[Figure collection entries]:
==========

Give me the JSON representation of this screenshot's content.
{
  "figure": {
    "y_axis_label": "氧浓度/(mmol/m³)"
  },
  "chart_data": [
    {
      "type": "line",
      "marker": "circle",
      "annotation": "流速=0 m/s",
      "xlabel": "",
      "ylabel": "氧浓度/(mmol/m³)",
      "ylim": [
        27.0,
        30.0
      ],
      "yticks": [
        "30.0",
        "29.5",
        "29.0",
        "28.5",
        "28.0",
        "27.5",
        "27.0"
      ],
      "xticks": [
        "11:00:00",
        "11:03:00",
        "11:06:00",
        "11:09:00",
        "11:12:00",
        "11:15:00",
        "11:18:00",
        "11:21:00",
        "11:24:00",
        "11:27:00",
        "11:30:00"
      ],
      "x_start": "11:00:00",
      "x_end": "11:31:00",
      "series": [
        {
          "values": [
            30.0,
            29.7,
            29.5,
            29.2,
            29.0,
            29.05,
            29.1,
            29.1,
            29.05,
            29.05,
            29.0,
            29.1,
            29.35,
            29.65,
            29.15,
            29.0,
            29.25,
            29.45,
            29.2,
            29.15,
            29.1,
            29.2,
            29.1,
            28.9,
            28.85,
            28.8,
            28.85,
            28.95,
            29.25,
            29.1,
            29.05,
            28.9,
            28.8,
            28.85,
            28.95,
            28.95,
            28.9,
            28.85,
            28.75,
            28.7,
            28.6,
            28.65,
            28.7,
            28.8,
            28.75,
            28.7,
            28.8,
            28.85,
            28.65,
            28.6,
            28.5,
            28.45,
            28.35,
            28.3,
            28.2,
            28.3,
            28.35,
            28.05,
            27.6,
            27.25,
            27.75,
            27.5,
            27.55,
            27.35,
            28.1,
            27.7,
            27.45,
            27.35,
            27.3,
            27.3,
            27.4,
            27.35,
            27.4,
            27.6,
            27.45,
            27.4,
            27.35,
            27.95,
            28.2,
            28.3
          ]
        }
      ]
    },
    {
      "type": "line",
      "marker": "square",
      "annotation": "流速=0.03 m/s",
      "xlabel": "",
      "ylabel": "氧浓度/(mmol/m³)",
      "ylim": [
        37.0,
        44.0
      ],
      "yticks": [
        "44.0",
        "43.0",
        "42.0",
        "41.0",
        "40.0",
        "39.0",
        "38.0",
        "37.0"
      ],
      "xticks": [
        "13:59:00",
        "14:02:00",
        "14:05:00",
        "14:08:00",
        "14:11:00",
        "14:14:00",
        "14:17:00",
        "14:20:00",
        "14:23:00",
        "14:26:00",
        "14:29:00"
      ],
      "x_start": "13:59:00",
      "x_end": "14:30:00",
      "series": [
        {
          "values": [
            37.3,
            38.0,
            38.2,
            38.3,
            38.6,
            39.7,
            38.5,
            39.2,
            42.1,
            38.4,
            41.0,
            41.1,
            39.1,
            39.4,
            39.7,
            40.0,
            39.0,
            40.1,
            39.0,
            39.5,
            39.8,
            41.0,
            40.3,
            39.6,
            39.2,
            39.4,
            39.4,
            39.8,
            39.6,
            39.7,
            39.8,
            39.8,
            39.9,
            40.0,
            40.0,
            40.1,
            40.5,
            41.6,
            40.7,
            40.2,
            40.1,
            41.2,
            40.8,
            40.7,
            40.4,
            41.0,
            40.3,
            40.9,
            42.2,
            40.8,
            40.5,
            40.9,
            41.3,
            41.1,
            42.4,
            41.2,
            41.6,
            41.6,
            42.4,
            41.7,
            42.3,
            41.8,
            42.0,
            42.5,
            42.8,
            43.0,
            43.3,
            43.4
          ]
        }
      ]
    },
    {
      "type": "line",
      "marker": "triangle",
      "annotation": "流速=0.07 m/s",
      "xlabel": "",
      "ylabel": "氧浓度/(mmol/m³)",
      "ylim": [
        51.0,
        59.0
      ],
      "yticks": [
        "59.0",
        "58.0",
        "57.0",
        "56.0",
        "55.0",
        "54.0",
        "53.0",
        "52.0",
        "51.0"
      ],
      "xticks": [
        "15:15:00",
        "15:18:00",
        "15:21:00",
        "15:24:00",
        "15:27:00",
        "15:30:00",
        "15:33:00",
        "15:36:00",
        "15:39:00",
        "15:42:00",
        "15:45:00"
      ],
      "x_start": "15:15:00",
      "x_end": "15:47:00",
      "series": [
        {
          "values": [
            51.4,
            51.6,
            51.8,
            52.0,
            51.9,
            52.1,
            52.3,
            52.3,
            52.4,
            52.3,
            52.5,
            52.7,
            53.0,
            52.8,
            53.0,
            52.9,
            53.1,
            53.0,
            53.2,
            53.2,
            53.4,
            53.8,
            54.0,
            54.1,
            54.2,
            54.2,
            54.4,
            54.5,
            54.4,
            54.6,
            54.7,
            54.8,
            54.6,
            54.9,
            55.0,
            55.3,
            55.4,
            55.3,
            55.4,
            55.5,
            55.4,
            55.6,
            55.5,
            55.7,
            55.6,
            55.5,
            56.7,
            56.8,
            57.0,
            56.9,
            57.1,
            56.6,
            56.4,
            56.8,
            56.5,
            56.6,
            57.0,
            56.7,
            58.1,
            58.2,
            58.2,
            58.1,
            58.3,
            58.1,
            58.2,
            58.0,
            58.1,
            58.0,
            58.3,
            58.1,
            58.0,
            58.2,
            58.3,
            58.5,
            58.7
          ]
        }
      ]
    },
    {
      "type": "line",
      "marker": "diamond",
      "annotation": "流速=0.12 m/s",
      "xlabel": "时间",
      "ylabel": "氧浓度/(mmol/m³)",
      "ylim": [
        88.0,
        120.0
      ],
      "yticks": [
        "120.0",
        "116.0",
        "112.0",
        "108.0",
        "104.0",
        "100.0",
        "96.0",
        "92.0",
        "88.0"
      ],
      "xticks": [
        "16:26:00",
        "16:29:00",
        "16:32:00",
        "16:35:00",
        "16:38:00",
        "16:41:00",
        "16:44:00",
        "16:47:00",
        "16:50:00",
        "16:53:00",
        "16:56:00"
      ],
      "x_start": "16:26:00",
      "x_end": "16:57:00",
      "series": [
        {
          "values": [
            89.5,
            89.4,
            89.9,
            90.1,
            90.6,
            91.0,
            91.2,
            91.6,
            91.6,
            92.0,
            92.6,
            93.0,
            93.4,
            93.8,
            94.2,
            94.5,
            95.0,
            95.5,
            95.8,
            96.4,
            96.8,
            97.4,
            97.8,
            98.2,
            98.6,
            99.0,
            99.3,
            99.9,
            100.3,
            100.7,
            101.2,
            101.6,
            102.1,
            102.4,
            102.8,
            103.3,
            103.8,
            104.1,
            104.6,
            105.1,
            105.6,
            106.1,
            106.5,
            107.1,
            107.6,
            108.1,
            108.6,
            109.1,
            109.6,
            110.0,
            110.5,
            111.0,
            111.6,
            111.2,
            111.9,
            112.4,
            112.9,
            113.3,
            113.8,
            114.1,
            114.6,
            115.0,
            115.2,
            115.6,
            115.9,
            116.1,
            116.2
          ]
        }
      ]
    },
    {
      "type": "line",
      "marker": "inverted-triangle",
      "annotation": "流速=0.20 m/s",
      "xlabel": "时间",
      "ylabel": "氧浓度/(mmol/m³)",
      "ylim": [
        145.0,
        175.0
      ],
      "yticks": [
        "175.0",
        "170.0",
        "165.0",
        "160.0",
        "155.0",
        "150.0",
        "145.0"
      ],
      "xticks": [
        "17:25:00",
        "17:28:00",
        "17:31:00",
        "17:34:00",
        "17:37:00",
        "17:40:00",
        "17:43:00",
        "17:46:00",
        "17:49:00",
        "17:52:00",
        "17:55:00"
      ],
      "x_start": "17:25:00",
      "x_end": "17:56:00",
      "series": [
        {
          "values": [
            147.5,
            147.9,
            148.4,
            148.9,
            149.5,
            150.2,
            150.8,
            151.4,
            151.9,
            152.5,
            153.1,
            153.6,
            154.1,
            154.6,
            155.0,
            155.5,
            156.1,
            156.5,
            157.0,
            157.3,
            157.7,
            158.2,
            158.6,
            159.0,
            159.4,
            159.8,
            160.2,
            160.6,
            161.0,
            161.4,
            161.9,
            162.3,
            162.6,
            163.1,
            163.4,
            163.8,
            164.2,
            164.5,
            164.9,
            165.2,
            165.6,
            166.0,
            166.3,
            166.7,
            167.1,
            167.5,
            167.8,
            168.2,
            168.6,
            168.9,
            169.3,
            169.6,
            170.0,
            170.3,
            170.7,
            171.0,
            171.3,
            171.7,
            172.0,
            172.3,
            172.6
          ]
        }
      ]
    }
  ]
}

==========

[Given instruction]:
State how many lines of the records hold the string "marker", and nothing else.

[Correct response]:
5